[start RECORD EXTRACTS]
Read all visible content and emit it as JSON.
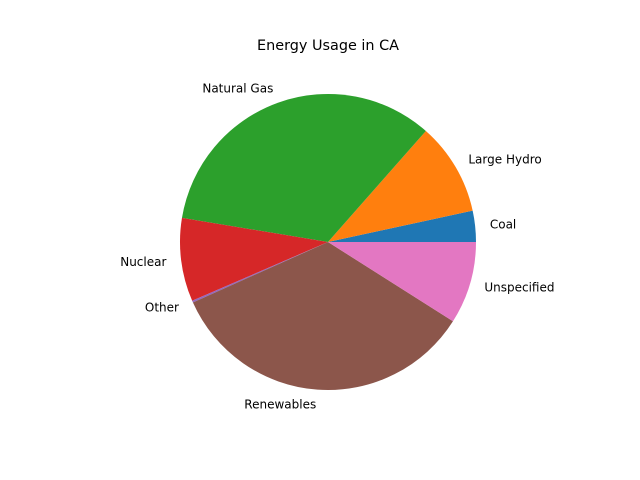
{
  "chart_data": {
    "type": "pie",
    "title": "Energy Usage in CA",
    "start_angle_deg": 0,
    "direction": "counterclockwise",
    "slices": [
      {
        "label": "Coal",
        "value": 3.4,
        "color": "#1f77b4"
      },
      {
        "label": "Large Hydro",
        "value": 10.1,
        "color": "#ff7f0e"
      },
      {
        "label": "Natural Gas",
        "value": 33.9,
        "color": "#2ca02c"
      },
      {
        "label": "Nuclear",
        "value": 9.1,
        "color": "#d62728"
      },
      {
        "label": "Other",
        "value": 0.2,
        "color": "#9467bd"
      },
      {
        "label": "Renewables",
        "value": 34.3,
        "color": "#8c564b"
      },
      {
        "label": "Unspecified",
        "value": 9.0,
        "color": "#e377c2"
      }
    ]
  }
}
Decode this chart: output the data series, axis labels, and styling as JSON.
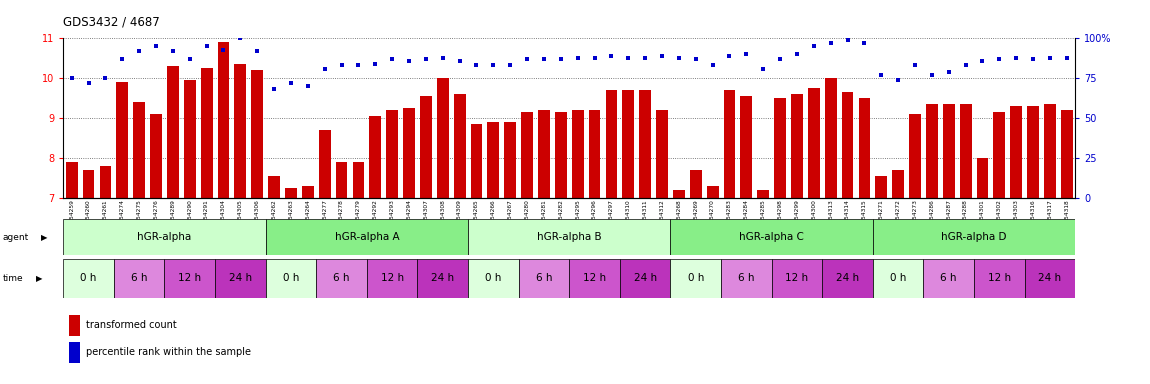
[end RECORD EXTRACTS]
TO DO: Quote the listing above in full, except for the pictures.

RESPONSE:
Read all visible content and emit it as JSON.
{
  "chart_data": {
    "type": "pie",
    "title": "Energy Usage in CA",
    "start_angle_deg": 0,
    "direction": "counterclockwise",
    "slices": [
      {
        "label": "Coal",
        "value": 3.4,
        "color": "#1f77b4"
      },
      {
        "label": "Large Hydro",
        "value": 10.1,
        "color": "#ff7f0e"
      },
      {
        "label": "Natural Gas",
        "value": 33.9,
        "color": "#2ca02c"
      },
      {
        "label": "Nuclear",
        "value": 9.1,
        "color": "#d62728"
      },
      {
        "label": "Other",
        "value": 0.2,
        "color": "#9467bd"
      },
      {
        "label": "Renewables",
        "value": 34.3,
        "color": "#8c564b"
      },
      {
        "label": "Unspecified",
        "value": 9.0,
        "color": "#e377c2"
      }
    ]
  }
}
Decode this chart: output the data series, axis labels, and styling as JSON.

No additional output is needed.